SOURCE DOCUMENT -
━━━━━━━━

AI Pulse
← Projects · 1-week

Benchmark Blindspot Detector

A research tool that ingests any LLM benchmark’s task descriptions and flags which tasks have weak verification properties — predicting where benchmark scores are least trustworthy.

Difficulty: 1-week | Stack: Python, FastAPI, Pandas, Claude API, Streamlit, HuggingFace Datasets

Who this is for

AI researchers and practitioners evaluating which benchmarks to trust when selecting models — it operationalizes Verifier’s Law as a meta-evaluation lens so they can distinguish ‘benchmark solved’ from ‘capability genuinely acquired’.

Build steps

  1. Build a HuggingFace Datasets loader that accepts a dataset name and samples up to 200 tasks, extracting the question, reference answer, and any existing scoring rubric.
  2. For each sampled task, call Claude to rate it across the five Verifier’s Law dimensions (objective truth, verification speed, scalability, noise, reward continuity) with chain-of-thought and a structured JSON output.
  3. Aggregate dimension scores per task and compute a dataset-level ‘verifiability profile’ — a radar chart showing where the benchmark’s verification is strongest and weakest.
  4. Add a ‘description-execution gap’ pass that estimates how hard each task is to describe vs. perform, flagging tasks where the gap is suspiciously small (easy to game by surface-level pattern matching).
  5. Build a Streamlit dashboard showing the radar chart, a sortable task table with scores, and a summary paragraph generated by Claude interpreting the benchmark’s overall trustworthiness.

━━━━━━━━

DATA FOR ANALYSIS -

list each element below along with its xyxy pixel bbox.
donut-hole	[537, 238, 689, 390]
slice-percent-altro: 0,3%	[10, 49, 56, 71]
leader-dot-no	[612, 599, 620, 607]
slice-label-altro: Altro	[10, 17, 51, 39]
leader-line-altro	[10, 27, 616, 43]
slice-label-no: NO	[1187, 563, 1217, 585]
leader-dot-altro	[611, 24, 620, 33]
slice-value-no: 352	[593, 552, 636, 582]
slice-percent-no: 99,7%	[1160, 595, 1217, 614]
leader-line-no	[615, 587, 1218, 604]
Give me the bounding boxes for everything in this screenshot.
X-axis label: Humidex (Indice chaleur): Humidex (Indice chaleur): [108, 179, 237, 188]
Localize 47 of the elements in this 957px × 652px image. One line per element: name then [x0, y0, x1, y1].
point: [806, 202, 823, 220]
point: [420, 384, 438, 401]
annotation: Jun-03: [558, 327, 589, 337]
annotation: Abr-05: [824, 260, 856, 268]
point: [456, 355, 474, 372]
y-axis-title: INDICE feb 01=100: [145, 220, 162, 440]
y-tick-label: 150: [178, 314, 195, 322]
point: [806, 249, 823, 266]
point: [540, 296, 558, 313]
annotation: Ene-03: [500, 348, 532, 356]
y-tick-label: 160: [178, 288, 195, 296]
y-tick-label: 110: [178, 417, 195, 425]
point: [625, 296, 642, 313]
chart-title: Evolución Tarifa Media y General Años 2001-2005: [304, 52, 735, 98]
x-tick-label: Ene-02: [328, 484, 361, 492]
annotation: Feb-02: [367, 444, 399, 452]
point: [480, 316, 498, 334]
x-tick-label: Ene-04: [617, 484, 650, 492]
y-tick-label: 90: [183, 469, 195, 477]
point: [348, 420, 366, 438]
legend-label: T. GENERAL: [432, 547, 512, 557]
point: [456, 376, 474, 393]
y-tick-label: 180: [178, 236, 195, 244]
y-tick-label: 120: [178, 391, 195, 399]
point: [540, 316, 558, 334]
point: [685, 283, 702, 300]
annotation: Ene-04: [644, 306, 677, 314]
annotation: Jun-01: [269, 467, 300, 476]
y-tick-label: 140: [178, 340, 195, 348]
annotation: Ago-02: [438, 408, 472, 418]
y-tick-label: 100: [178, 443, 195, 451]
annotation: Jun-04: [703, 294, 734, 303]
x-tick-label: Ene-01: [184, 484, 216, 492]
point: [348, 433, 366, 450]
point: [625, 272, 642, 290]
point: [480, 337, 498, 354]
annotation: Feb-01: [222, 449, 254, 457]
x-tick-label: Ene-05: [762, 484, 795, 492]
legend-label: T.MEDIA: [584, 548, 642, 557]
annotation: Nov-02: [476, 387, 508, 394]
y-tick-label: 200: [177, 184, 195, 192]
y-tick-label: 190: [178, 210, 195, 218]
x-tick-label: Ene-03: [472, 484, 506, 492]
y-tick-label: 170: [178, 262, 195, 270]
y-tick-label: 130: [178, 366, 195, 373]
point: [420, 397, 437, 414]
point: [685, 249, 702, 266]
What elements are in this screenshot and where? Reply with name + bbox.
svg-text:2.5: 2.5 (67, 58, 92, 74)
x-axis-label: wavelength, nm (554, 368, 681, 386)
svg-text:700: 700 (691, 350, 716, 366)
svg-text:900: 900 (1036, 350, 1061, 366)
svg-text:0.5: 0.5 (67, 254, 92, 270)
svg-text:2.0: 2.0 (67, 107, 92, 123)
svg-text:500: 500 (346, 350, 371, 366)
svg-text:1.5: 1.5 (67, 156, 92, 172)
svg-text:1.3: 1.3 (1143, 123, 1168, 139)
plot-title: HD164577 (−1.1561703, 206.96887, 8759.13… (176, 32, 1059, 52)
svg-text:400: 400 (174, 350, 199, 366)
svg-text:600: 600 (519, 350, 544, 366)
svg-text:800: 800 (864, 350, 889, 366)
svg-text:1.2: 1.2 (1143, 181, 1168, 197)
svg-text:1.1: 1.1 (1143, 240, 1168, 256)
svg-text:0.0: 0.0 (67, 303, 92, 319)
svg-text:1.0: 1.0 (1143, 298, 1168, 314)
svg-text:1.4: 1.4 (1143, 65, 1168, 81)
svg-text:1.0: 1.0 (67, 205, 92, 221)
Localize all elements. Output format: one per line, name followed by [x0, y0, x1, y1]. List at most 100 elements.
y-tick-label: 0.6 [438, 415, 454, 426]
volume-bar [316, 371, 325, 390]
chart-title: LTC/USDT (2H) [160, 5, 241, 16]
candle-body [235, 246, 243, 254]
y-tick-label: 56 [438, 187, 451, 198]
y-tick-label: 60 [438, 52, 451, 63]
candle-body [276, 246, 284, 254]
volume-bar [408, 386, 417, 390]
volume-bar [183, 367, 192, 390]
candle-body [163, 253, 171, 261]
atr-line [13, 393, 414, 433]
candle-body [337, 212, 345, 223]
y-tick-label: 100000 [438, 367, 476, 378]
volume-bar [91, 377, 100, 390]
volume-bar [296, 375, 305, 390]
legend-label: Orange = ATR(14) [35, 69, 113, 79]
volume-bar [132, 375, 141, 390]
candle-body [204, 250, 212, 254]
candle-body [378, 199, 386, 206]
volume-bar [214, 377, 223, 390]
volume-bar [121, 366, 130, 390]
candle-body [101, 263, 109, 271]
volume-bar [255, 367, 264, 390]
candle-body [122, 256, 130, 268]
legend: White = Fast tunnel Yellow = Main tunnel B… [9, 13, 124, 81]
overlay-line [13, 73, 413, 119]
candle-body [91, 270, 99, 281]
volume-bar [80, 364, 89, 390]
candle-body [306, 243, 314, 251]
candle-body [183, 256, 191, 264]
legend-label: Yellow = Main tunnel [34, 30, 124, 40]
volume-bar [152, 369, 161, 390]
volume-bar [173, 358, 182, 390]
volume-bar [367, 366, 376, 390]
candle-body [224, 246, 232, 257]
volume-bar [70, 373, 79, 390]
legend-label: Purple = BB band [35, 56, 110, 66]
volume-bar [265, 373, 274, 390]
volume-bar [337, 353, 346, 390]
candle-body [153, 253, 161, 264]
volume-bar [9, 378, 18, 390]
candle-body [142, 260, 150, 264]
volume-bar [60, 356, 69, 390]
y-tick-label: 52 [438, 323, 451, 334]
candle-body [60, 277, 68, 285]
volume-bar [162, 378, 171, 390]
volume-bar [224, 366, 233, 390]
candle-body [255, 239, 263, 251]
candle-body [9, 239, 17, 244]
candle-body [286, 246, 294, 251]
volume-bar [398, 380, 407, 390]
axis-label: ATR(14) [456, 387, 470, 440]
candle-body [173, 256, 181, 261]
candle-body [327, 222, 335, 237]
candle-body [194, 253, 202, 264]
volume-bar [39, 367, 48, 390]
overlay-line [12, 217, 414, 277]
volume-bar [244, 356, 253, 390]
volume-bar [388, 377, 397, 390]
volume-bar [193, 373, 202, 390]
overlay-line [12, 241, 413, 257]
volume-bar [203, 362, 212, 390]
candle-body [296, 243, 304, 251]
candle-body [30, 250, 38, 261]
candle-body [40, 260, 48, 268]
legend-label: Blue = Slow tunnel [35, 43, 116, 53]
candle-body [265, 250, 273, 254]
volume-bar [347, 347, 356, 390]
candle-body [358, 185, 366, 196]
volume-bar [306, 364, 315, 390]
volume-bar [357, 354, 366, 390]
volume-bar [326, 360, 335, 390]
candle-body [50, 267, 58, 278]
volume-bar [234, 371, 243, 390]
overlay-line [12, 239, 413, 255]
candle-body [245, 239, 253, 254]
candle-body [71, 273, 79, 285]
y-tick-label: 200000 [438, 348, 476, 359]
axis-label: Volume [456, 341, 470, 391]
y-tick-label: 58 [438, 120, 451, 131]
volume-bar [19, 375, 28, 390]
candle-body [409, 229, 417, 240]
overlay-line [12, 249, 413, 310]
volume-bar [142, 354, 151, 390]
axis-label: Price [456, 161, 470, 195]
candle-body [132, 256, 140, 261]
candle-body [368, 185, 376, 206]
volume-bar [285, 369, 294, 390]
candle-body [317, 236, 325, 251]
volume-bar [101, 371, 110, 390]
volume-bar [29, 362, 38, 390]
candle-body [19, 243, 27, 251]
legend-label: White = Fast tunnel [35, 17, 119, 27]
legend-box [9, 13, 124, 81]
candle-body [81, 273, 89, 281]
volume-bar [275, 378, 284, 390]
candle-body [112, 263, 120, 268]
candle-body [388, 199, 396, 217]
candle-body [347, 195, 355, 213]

━━━━━━━━

WORK REQUEST - Could you extract the entire Benchmark Blindspot Detector page above, word for word and line for line?

RESULT FOR THIS EXERCISE -
AI Pulse
← Projects · 1-week

Benchmark Blindspot Detector

A research tool that ingests any LLM benchmark’s task descriptions and flags which tasks have weak verification properties — predicting where benchmark scores are least trustworthy.

Difficulty: 1-week | Stack: Python, FastAPI, Pandas, Claude API, Streamlit, HuggingFace Datasets

Who this is for

AI researchers and practitioners evaluating which benchmarks to trust when selecting models — it operationalizes Verifier’s Law as a meta-evaluation lens so they can distinguish ‘benchmark solved’ from ‘capability genuinely acquired’.

Build steps

  1. Build a HuggingFace Datasets loader that accepts a dataset name and samples up to 200 tasks, extracting the question, reference answer, and any existing scoring rubric.
  2. For each sampled task, call Claude to rate it across the five Verifier’s Law dimensions (objective truth, verification speed, scalability, noise, reward continuity) with chain-of-thought and a structured JSON output.
  3. Aggregate dimension scores per task and compute a dataset-level ‘verifiability profile’ — a radar chart showing where the benchmark’s verification is strongest and weakest.
  4. Add a ‘description-execution gap’ pass that estimates how hard each task is to describe vs. perform, flagging tasks where the gap is suspiciously small (easy to game by surface-level pattern matching).
  5. Build a Streamlit dashboard showing the radar chart, a sortable task table with scores, and a summary paragraph generated by Claude interpreting the benchmark’s overall trustworthiness.